■ The request ■
Return every line of the data below that includes the string "text".

■ Information provided ■
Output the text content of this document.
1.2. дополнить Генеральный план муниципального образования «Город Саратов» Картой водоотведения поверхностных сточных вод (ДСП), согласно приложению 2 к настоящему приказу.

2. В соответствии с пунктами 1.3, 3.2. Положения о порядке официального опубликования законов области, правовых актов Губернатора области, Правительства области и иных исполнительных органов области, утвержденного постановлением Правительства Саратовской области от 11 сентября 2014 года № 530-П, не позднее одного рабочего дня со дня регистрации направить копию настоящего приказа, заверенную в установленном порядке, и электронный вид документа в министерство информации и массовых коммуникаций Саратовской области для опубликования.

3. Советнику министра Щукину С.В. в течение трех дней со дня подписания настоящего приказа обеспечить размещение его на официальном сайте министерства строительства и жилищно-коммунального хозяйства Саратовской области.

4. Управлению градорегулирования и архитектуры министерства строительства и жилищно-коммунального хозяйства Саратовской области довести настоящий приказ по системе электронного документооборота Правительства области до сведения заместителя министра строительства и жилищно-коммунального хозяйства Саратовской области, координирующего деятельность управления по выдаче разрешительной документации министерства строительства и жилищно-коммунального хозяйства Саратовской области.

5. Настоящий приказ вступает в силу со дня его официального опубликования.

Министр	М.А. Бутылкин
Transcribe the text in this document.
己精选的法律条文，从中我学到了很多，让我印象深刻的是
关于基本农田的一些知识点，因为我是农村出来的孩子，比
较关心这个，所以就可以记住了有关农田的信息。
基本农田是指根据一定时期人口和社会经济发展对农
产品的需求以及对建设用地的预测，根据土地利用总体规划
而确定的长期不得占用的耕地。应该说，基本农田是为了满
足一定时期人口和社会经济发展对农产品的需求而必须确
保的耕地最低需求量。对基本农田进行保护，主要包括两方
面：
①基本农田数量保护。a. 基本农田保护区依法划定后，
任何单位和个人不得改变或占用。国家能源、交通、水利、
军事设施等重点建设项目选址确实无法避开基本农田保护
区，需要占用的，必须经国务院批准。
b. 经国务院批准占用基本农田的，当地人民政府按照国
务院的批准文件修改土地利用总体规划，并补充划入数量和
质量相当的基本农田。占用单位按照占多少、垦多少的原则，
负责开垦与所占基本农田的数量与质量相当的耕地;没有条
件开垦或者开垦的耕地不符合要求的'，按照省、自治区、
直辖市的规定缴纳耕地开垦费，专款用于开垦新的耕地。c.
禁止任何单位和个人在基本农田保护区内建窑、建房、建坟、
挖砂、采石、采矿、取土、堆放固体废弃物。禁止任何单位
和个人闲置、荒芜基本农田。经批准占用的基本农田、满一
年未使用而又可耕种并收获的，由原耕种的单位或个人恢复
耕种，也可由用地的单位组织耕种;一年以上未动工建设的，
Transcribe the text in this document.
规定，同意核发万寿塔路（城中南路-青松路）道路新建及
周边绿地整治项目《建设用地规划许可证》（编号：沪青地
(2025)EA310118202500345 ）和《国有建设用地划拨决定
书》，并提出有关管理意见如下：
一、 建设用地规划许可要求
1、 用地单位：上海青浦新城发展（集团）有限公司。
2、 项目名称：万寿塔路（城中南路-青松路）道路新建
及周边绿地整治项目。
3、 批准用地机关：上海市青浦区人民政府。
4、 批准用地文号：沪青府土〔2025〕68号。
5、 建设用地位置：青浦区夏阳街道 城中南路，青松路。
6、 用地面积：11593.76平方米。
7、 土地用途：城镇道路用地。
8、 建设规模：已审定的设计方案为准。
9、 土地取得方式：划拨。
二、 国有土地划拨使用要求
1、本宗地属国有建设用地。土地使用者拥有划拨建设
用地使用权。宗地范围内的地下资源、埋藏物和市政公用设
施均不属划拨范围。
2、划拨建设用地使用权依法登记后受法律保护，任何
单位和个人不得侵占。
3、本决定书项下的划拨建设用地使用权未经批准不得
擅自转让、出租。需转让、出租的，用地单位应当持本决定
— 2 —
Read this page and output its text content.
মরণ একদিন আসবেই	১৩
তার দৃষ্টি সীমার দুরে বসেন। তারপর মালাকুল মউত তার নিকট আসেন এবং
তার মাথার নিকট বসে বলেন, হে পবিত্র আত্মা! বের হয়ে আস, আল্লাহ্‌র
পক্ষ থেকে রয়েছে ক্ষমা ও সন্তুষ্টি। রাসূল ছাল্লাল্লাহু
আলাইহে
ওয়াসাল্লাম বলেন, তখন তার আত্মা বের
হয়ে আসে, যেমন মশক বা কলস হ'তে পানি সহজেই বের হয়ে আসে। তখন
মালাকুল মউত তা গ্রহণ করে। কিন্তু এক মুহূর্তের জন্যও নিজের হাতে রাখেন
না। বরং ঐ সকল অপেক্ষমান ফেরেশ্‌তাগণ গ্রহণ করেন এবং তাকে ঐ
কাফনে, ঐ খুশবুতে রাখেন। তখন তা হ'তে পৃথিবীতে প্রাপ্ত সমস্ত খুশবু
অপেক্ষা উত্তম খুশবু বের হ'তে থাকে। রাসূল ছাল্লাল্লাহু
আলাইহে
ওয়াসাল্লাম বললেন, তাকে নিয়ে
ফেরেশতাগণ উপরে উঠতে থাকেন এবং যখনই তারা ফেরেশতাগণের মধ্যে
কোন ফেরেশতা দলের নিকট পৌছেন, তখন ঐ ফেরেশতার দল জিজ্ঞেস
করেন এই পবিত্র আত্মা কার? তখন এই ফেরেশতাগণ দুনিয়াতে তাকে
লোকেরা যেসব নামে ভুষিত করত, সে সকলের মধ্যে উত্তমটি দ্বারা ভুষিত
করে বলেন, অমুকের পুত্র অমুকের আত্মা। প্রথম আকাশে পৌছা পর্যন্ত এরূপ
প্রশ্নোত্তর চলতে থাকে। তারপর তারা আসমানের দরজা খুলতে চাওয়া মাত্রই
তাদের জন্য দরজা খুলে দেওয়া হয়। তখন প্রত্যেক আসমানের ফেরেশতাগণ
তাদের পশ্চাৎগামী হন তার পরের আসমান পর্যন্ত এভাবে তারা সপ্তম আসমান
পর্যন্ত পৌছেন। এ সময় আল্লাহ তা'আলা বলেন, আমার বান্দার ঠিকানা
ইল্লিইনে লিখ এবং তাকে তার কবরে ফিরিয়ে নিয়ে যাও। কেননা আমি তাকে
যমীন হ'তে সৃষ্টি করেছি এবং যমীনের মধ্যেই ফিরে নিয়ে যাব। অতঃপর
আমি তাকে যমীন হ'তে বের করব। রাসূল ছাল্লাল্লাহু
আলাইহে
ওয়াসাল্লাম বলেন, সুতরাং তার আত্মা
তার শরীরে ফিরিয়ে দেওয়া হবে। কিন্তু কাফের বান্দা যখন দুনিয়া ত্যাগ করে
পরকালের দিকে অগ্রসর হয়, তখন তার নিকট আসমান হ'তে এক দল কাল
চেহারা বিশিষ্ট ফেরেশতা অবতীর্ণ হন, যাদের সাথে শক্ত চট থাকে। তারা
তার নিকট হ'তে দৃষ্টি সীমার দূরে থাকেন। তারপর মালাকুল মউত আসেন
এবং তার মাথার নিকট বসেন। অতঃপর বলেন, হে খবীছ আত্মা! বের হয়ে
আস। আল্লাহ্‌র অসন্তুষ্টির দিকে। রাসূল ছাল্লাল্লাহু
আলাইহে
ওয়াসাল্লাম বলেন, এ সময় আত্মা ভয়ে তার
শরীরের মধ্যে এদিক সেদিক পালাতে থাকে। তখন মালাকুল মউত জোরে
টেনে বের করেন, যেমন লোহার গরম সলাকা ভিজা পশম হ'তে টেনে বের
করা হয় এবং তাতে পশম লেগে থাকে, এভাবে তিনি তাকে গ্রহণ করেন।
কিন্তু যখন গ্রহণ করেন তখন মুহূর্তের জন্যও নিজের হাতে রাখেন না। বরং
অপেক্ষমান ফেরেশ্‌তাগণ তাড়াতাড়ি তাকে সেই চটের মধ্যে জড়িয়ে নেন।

■ The response ■
Output the text content of this document.
Transcribe the text in this document.
Transcribe the text in this document.
Read this page and output its text content.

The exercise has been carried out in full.